__SHORT TASK__:
Reproduce the data that follows in its entirety, character for character.

__GIVEN RECORDS__:

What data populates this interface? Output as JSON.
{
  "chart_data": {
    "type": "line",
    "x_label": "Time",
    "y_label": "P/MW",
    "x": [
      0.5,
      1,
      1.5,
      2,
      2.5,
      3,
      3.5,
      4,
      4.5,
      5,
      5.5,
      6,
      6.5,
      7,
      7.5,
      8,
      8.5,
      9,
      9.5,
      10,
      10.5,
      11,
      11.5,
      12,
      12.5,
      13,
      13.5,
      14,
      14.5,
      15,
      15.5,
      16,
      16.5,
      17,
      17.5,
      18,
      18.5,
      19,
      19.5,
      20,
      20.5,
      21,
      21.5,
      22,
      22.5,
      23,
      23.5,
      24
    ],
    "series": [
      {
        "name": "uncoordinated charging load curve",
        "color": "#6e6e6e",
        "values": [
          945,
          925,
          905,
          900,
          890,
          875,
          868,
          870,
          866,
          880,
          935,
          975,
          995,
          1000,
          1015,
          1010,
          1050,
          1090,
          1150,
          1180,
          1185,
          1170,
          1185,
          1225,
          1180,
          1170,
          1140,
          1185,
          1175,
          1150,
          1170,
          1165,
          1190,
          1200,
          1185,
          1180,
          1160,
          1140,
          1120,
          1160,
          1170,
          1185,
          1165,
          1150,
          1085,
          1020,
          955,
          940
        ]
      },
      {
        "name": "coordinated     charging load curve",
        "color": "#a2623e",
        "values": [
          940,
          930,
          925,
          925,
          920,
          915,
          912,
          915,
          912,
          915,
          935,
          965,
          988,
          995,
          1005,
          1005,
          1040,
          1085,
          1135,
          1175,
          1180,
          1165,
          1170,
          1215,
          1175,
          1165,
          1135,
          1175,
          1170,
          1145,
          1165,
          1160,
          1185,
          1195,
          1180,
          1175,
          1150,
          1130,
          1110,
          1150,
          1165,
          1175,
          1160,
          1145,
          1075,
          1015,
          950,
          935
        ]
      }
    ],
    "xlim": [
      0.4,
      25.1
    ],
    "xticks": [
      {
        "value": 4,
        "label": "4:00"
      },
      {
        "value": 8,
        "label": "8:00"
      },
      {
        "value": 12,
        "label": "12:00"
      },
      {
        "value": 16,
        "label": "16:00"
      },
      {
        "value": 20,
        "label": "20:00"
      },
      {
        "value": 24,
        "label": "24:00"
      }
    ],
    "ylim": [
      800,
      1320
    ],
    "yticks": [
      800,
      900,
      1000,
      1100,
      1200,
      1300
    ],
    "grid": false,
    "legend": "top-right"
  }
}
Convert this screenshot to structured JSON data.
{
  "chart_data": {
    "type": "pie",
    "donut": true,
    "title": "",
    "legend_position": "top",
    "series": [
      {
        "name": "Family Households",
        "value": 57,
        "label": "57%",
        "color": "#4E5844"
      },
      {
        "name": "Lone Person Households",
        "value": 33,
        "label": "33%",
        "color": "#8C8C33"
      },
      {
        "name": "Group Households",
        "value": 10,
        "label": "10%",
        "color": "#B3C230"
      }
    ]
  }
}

__FULL RESPONSE__:
What data populates this interface? Output as JSON.
{
  "chart_data": {
    "type": "line",
    "x_label": "Time",
    "y_label": "P/MW",
    "x": [
      0.5,
      1,
      1.5,
      2,
      2.5,
      3,
      3.5,
      4,
      4.5,
      5,
      5.5,
      6,
      6.5,
      7,
      7.5,
      8,
      8.5,
      9,
      9.5,
      10,
      10.5,
      11,
      11.5,
      12,
      12.5,
      13,
      13.5,
      14,
      14.5,
      15,
      15.5,
      16,
      16.5,
      17,
      17.5,
      18,
      18.5,
      19,
      19.5,
      20,
      20.5,
      21,
      21.5,
      22,
      22.5,
      23,
      23.5,
      24
    ],
    "series": [
      {
        "name": "uncoordinated charging load curve",
        "color": "#6e6e6e",
        "values": [
          945,
          925,
          905,
          900,
          890,
          875,
          868,
          870,
          866,
          880,
          935,
          975,
          995,
          1000,
          1015,
          1010,
          1050,
          1090,
          1150,
          1180,
          1185,
          1170,
          1185,
          1225,
          1180,
          1170,
          1140,
          1185,
          1175,
          1150,
          1170,
          1165,
          1190,
          1200,
          1185,
          1180,
          1160,
          1140,
          1120,
          1160,
          1170,
          1185,
          1165,
          1150,
          1085,
          1020,
          955,
          940
        ]
      },
      {
        "name": "coordinated     charging load curve",
        "color": "#a2623e",
        "values": [
          940,
          930,
          925,
          925,
          920,
          915,
          912,
          915,
          912,
          915,
          935,
          965,
          988,
          995,
          1005,
          1005,
          1040,
          1085,
          1135,
          1175,
          1180,
          1165,
          1170,
          1215,
          1175,
          1165,
          1135,
          1175,
          1170,
          1145,
          1165,
          1160,
          1185,
          1195,
          1180,
          1175,
          1150,
          1130,
          1110,
          1150,
          1165,
          1175,
          1160,
          1145,
          1075,
          1015,
          950,
          935
        ]
      }
    ],
    "xlim": [
      0.4,
      25.1
    ],
    "xticks": [
      {
        "value": 4,
        "label": "4:00"
      },
      {
        "value": 8,
        "label": "8:00"
      },
      {
        "value": 12,
        "label": "12:00"
      },
      {
        "value": 16,
        "label": "16:00"
      },
      {
        "value": 20,
        "label": "20:00"
      },
      {
        "value": 24,
        "label": "24:00"
      }
    ],
    "ylim": [
      800,
      1320
    ],
    "yticks": [
      800,
      900,
      1000,
      1100,
      1200,
      1300
    ],
    "grid": false,
    "legend": "top-right"
  }
}
Convert this screenshot to structured JSON data.
{
  "chart_data": {
    "type": "pie",
    "donut": true,
    "title": "",
    "legend_position": "top",
    "series": [
      {
        "name": "Family Households",
        "value": 57,
        "label": "57%",
        "color": "#4E5844"
      },
      {
        "name": "Lone Person Households",
        "value": 33,
        "label": "33%",
        "color": "#8C8C33"
      },
      {
        "name": "Group Households",
        "value": 10,
        "label": "10%",
        "color": "#B3C230"
      }
    ]
  }
}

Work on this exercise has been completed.